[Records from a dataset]

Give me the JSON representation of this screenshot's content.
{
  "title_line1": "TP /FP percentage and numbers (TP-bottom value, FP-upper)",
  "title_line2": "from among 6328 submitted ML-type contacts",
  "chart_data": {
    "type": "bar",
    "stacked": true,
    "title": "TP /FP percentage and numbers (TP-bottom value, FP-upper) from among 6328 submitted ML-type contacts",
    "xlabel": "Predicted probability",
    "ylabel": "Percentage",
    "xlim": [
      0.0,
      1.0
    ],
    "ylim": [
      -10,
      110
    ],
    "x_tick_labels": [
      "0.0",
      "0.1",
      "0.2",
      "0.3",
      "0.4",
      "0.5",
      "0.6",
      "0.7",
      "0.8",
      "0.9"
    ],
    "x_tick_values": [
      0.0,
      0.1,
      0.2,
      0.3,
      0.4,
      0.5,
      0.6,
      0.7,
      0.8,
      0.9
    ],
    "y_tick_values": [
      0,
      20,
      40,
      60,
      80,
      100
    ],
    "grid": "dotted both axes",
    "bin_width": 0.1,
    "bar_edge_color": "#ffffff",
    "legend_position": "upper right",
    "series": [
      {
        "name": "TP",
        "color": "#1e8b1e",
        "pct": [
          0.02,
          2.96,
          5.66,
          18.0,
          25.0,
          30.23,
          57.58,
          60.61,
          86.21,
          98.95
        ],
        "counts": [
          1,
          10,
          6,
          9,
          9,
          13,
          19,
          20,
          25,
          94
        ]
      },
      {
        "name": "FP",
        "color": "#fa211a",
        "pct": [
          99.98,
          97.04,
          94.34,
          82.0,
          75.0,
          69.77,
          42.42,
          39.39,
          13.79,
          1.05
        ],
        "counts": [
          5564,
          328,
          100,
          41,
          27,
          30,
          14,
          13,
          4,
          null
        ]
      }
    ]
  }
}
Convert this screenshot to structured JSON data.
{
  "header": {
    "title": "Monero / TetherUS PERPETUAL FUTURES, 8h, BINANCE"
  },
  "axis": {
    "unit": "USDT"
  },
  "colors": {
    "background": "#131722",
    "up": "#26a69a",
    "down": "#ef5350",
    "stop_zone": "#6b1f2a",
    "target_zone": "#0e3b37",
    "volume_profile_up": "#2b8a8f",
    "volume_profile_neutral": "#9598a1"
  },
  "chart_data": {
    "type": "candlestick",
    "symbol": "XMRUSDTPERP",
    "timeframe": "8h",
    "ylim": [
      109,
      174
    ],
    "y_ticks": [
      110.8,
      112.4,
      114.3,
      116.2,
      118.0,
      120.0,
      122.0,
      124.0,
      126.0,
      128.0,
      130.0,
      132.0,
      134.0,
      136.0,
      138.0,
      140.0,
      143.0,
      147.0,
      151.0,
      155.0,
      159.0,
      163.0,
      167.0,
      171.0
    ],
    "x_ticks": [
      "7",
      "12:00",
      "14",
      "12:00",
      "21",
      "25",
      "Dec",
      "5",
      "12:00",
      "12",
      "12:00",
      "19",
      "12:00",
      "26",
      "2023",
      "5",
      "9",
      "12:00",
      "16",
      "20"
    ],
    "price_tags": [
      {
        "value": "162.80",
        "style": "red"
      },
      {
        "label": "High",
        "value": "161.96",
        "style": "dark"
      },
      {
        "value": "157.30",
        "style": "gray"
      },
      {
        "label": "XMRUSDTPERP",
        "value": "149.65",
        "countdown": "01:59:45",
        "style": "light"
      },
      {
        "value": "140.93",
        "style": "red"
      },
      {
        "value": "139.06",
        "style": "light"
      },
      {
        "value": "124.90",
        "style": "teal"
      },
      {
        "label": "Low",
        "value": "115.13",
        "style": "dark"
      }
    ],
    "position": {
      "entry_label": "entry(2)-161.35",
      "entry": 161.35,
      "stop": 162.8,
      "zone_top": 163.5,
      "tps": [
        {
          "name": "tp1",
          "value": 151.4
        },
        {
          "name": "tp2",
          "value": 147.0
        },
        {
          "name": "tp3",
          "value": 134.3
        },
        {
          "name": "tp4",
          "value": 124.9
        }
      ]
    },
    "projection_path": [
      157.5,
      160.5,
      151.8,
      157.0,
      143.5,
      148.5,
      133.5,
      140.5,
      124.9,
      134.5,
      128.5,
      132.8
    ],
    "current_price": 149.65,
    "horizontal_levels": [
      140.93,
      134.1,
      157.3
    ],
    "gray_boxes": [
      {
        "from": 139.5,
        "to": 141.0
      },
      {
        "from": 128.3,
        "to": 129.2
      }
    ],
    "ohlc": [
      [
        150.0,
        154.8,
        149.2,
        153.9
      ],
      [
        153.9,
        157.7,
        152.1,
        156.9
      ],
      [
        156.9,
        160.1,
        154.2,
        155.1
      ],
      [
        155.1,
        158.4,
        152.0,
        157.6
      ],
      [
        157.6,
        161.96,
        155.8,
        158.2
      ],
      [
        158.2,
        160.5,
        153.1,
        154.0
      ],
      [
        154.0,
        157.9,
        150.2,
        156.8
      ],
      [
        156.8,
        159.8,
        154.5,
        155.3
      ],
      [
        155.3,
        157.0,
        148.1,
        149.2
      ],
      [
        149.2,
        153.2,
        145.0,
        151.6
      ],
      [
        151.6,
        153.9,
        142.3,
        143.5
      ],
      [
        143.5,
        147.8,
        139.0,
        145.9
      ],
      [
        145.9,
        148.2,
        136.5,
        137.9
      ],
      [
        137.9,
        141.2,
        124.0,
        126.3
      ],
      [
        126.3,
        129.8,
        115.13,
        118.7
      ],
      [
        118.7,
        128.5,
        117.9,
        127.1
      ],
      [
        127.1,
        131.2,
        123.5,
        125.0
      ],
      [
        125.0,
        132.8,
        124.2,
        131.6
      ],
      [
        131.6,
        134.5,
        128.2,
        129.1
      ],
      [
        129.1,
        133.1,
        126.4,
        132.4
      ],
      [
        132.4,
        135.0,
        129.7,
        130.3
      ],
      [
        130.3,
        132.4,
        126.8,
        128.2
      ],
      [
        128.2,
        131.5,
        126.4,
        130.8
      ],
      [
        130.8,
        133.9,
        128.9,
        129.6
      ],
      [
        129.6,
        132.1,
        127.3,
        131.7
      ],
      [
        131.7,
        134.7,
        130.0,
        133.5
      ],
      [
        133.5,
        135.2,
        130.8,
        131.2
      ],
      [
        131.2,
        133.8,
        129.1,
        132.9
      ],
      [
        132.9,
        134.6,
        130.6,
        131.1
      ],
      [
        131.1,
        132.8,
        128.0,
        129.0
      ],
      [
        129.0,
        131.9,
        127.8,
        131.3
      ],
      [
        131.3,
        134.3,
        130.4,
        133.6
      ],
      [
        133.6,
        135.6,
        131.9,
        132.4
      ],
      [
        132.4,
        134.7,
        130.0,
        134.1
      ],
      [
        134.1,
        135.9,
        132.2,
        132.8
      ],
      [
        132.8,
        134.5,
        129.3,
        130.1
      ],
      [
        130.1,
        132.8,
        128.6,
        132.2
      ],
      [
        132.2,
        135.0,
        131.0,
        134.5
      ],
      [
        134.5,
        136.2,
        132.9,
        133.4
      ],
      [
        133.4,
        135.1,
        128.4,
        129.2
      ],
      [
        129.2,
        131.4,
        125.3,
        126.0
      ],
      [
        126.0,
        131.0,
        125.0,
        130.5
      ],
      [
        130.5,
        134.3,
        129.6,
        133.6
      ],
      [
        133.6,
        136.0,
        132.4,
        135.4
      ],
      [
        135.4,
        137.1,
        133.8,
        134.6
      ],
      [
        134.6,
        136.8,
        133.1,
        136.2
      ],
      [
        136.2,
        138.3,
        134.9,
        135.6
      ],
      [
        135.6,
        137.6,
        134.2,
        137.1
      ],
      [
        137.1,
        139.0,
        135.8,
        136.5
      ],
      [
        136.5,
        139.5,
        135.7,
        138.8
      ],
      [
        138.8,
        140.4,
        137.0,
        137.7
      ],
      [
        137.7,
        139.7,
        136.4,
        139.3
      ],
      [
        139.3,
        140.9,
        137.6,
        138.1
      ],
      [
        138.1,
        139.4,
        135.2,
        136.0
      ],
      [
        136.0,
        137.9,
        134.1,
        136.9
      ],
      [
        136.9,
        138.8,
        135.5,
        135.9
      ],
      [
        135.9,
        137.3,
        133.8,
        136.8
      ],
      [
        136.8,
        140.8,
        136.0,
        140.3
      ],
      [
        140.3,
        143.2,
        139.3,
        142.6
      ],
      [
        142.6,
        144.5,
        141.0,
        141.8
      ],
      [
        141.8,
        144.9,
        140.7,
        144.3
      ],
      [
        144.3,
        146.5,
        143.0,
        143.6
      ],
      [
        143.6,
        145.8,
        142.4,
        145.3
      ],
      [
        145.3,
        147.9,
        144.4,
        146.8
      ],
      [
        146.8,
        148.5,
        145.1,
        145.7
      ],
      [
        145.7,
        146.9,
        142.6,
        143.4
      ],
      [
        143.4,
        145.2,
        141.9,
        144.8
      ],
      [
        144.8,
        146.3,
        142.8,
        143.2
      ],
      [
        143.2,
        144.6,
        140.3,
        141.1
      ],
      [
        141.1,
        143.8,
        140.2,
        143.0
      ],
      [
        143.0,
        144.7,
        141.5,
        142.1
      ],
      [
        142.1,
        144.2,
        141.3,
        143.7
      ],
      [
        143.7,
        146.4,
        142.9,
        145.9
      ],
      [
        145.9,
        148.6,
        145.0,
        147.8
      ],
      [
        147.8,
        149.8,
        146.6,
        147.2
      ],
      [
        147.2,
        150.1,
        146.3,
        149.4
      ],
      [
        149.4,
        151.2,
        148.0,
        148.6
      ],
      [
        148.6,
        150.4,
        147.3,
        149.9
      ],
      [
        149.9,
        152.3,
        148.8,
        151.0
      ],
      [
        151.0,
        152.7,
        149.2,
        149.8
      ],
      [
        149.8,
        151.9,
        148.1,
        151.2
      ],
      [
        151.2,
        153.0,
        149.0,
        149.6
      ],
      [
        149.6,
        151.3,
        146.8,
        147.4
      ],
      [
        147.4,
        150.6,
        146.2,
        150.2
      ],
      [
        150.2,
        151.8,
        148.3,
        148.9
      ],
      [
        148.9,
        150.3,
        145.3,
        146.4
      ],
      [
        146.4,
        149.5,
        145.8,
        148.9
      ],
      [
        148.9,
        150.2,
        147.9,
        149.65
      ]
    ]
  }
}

* * *

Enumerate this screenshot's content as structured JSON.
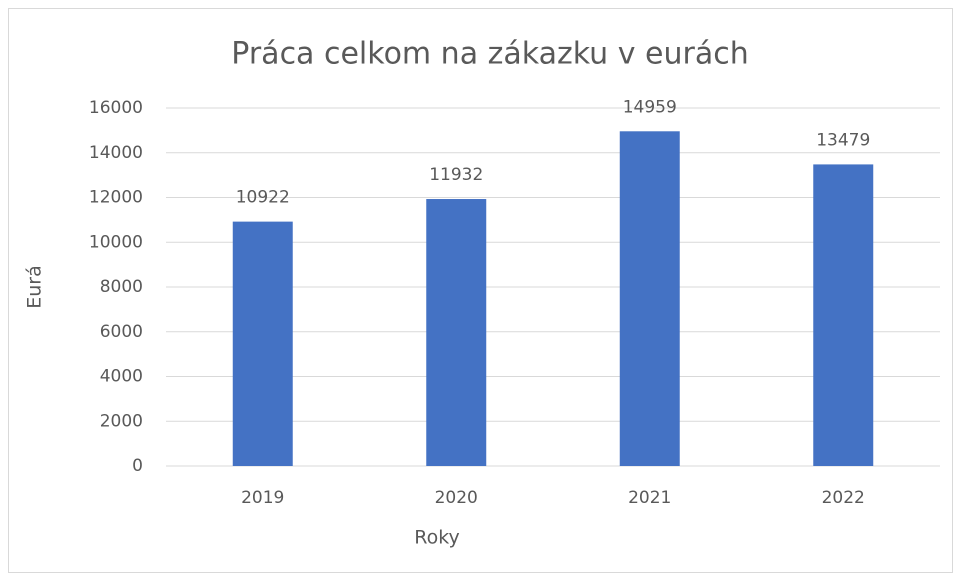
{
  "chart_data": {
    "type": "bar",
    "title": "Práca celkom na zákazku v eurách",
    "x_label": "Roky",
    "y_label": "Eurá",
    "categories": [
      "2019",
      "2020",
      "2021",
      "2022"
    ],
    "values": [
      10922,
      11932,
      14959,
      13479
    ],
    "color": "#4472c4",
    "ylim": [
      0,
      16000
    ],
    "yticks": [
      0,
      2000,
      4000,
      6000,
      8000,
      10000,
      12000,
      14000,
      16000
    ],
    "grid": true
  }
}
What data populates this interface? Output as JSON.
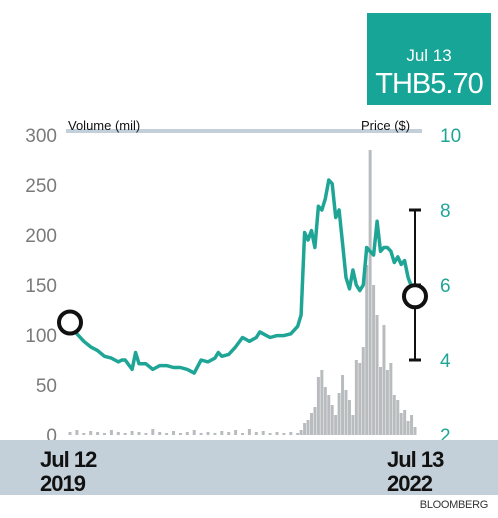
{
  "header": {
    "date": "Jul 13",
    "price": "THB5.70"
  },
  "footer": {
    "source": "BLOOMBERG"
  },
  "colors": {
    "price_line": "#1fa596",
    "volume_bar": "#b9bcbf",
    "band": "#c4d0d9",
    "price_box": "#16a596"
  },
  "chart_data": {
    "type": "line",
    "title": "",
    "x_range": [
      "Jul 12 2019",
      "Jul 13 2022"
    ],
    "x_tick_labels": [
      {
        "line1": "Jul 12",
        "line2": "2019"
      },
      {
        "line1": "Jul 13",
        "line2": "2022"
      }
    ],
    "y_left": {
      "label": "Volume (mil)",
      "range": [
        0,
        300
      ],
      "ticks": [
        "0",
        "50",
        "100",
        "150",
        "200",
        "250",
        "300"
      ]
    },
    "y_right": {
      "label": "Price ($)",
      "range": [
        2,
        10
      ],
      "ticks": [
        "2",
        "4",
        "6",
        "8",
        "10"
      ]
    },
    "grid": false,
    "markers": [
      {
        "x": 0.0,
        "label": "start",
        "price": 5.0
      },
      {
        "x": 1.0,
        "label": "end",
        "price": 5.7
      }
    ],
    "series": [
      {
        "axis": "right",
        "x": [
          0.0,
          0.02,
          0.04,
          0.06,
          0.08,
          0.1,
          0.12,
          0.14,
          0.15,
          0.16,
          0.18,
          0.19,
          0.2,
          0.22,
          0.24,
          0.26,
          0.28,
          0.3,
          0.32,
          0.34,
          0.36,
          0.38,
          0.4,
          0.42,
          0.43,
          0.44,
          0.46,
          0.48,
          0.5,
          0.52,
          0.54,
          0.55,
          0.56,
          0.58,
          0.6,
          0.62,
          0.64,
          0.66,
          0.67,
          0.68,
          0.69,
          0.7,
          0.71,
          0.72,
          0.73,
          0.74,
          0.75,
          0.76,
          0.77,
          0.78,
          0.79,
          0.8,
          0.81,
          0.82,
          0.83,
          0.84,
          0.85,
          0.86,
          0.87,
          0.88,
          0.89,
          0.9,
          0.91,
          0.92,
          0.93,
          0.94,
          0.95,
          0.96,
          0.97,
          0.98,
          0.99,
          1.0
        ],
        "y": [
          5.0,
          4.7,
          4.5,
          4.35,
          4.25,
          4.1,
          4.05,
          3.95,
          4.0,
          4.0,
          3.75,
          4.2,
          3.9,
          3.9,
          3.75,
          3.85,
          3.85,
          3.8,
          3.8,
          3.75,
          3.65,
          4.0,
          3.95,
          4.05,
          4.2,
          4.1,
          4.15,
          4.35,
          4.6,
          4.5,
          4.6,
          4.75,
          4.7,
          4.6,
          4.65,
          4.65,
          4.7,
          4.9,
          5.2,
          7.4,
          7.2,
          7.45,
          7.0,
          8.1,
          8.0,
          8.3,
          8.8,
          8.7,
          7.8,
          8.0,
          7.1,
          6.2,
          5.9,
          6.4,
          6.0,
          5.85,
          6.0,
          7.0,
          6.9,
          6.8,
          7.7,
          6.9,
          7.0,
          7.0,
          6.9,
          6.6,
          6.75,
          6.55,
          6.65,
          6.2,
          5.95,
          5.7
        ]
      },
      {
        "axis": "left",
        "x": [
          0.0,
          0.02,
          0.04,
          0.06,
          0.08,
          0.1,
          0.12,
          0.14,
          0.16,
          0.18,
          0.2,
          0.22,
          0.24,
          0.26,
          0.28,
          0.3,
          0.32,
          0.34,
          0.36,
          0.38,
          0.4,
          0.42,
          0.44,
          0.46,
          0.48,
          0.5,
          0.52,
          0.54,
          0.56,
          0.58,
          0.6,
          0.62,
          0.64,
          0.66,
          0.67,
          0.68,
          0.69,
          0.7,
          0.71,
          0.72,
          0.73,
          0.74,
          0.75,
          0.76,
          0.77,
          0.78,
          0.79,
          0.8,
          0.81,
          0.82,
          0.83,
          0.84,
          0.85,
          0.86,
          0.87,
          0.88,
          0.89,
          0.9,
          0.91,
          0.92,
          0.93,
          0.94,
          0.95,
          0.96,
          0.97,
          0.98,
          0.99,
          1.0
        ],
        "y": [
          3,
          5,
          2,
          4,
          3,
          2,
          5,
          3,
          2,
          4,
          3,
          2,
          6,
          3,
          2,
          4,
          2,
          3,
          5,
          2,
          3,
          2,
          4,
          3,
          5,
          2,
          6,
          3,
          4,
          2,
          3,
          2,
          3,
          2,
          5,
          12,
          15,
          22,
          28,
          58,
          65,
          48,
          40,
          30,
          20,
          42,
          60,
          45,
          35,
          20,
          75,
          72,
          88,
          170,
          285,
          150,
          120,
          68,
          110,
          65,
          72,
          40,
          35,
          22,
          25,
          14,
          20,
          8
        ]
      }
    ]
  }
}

• AIM: Search the entries for the string "submitted" and collect each line that has it.

• RESPONSE TO THE EXERCISE:
  "title_line2": "from among 6328 submitted ML-type contacts",
    "title": "TP /FP percentage and numbers (TP-bottom value, FP-upper) from among 6328 submitted ML-type contacts",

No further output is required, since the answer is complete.